## INSTRUCTIONS TO FOLLOW
In the data below, locate each line with the word "ALPES" and list it.

## RECORDS
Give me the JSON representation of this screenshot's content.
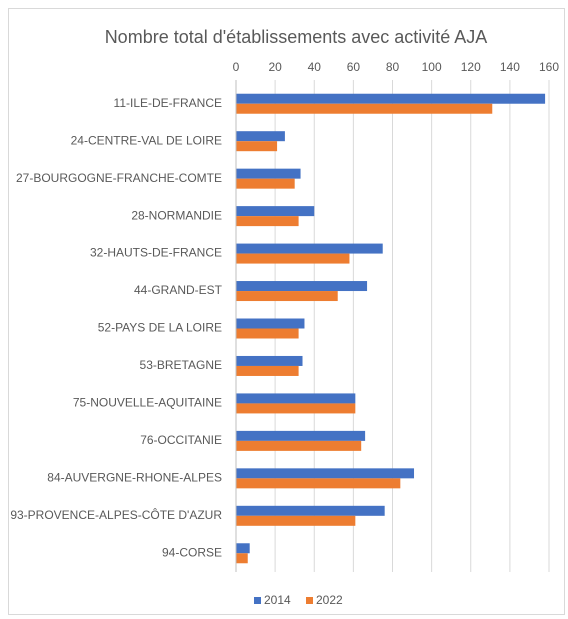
{
  "chart_data": {
    "type": "bar",
    "orientation": "horizontal",
    "title": "Nombre total d'établissements avec activité AJA",
    "categories": [
      "11-ILE-DE-FRANCE",
      "24-CENTRE-VAL DE LOIRE",
      "27-BOURGOGNE-FRANCHE-COMTE",
      "28-NORMANDIE",
      "32-HAUTS-DE-FRANCE",
      "44-GRAND-EST",
      "52-PAYS DE LA LOIRE",
      "53-BRETAGNE",
      "75-NOUVELLE-AQUITAINE",
      "76-OCCITANIE",
      "84-AUVERGNE-RHONE-ALPES",
      "93-PROVENCE-ALPES-CÔTE D'AZUR",
      "94-CORSE"
    ],
    "series": [
      {
        "name": "2014",
        "color": "#4472c4",
        "values": [
          158,
          25,
          33,
          40,
          75,
          67,
          35,
          34,
          61,
          66,
          91,
          76,
          7
        ]
      },
      {
        "name": "2022",
        "color": "#ed7d31",
        "values": [
          131,
          21,
          30,
          32,
          58,
          52,
          32,
          32,
          61,
          64,
          84,
          61,
          6
        ]
      }
    ],
    "xlim": [
      0,
      160
    ],
    "xticks": [
      0,
      20,
      40,
      60,
      80,
      100,
      120,
      140,
      160
    ],
    "grid": true,
    "legend": "bottom"
  }
}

## RESULT
      "84-AUVERGNE-RHONE-ALPES",
      "93-PROVENCE-ALPES-CÔTE D'AZUR",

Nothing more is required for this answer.